• [Records supplied]:
------------------------------------------------
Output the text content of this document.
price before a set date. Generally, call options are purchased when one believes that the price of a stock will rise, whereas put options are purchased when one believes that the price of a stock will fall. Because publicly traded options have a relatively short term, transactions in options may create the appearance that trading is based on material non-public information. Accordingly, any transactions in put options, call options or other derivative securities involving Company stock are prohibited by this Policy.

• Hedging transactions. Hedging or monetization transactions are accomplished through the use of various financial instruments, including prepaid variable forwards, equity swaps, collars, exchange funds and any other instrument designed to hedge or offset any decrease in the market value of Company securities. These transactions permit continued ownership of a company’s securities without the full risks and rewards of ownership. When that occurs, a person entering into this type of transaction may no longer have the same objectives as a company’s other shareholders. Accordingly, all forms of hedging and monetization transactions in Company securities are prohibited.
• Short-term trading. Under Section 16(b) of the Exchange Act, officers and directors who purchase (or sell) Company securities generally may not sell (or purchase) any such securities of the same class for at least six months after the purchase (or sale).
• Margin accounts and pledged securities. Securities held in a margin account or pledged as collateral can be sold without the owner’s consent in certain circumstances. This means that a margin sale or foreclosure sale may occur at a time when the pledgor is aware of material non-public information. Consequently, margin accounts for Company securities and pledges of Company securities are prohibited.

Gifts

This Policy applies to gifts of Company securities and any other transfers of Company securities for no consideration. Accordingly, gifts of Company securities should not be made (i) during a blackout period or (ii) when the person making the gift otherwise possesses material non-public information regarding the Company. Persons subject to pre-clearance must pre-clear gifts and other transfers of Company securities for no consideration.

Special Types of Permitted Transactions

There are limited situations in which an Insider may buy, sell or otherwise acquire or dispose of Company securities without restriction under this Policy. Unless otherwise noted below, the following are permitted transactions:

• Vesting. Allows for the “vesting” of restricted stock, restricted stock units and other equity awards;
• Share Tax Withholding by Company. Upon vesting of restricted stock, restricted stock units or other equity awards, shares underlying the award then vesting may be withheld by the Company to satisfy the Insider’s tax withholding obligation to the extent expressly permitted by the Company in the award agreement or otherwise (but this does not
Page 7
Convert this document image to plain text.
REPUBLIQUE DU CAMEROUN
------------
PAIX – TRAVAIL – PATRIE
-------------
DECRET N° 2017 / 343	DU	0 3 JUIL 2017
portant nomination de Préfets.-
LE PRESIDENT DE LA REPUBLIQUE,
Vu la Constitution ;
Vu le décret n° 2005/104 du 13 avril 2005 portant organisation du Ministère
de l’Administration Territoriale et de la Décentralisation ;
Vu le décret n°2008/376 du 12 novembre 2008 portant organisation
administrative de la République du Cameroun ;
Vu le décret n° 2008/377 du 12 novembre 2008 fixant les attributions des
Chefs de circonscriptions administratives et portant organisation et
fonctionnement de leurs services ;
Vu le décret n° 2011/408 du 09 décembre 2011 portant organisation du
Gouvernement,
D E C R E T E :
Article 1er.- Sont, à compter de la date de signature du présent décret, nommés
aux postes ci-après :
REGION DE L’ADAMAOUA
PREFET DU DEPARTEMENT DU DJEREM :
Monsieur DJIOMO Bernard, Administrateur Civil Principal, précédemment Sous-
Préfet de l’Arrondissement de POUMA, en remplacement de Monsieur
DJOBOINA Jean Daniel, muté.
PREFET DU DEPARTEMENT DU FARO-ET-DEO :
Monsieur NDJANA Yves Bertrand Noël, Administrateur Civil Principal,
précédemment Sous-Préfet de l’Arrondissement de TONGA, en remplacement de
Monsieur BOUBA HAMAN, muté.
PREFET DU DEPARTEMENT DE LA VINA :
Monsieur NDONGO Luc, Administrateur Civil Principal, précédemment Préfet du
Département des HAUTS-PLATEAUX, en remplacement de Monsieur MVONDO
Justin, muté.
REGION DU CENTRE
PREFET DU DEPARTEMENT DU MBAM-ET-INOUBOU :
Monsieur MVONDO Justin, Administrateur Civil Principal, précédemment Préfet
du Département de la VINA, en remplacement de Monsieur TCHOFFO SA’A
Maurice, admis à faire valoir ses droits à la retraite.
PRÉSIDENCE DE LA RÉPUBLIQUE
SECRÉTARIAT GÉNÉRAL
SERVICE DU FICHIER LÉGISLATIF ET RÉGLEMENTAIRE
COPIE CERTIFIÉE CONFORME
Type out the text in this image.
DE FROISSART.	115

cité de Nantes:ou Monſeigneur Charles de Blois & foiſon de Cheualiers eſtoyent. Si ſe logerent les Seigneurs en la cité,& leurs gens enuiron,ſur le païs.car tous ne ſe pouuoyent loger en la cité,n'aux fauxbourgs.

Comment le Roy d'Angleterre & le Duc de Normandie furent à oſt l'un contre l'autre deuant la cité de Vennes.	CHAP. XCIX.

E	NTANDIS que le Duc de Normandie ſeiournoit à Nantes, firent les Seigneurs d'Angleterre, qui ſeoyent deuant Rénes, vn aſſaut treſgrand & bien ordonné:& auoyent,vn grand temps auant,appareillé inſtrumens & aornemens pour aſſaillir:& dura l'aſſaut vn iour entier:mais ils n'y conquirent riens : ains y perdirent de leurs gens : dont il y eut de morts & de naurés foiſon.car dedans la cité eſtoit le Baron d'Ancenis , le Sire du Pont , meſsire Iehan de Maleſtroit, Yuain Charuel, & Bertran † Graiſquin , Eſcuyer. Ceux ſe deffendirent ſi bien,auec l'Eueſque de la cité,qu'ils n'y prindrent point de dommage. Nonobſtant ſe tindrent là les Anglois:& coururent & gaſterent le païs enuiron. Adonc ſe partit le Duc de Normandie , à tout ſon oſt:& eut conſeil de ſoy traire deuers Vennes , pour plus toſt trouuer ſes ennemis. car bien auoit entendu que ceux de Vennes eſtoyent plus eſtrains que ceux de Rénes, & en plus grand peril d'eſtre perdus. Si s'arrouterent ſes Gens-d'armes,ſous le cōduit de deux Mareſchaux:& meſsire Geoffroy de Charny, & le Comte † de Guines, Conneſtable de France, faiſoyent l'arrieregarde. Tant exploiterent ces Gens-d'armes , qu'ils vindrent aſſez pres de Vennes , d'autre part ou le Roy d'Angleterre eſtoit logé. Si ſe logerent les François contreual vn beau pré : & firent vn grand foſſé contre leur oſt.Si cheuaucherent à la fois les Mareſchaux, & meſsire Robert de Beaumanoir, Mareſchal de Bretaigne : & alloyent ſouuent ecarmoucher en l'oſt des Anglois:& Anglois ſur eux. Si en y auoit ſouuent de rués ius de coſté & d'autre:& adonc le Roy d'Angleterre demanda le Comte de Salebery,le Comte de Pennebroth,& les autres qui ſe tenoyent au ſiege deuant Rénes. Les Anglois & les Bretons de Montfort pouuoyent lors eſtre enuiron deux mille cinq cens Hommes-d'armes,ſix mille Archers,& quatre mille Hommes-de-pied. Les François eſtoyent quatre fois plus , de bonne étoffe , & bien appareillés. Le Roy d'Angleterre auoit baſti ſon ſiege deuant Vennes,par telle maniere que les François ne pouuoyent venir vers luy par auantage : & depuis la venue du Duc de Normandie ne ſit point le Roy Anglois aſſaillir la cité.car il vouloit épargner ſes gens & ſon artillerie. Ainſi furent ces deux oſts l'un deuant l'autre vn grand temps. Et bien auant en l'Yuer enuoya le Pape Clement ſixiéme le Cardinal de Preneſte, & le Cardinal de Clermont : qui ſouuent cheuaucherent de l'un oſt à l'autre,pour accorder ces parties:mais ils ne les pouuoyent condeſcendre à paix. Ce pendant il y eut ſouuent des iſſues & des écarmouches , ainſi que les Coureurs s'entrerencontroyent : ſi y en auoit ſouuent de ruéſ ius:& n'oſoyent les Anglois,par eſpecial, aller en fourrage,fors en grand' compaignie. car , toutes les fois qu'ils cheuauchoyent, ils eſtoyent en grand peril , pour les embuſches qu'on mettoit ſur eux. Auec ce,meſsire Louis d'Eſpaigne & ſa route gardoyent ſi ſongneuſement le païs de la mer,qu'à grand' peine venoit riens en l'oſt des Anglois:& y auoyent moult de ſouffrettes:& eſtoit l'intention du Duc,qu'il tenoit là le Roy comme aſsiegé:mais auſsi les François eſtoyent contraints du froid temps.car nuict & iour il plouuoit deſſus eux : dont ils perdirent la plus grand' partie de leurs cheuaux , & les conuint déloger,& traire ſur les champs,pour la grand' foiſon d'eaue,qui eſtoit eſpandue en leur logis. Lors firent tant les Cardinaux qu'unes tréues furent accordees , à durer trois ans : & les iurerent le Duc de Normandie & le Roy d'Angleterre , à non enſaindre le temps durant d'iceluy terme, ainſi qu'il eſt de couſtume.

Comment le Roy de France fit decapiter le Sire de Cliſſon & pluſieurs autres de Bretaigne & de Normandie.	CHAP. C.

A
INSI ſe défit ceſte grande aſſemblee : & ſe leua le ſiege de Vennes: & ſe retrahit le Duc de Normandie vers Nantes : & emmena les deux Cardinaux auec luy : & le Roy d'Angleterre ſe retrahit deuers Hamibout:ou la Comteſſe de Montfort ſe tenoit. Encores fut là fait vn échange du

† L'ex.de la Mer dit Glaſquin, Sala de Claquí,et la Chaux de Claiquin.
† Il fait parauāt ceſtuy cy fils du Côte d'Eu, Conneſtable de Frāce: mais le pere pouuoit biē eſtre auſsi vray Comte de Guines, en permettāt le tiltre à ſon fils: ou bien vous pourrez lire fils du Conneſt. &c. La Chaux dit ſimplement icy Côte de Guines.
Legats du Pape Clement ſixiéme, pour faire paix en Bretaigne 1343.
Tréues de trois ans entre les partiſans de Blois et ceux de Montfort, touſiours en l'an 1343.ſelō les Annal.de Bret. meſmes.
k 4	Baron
------------------------------------------------
• [Task goal]: Of all the lines in the listing above, how many include "Arrondissement"? Write only the number.

• [Solution to the exercise]: 2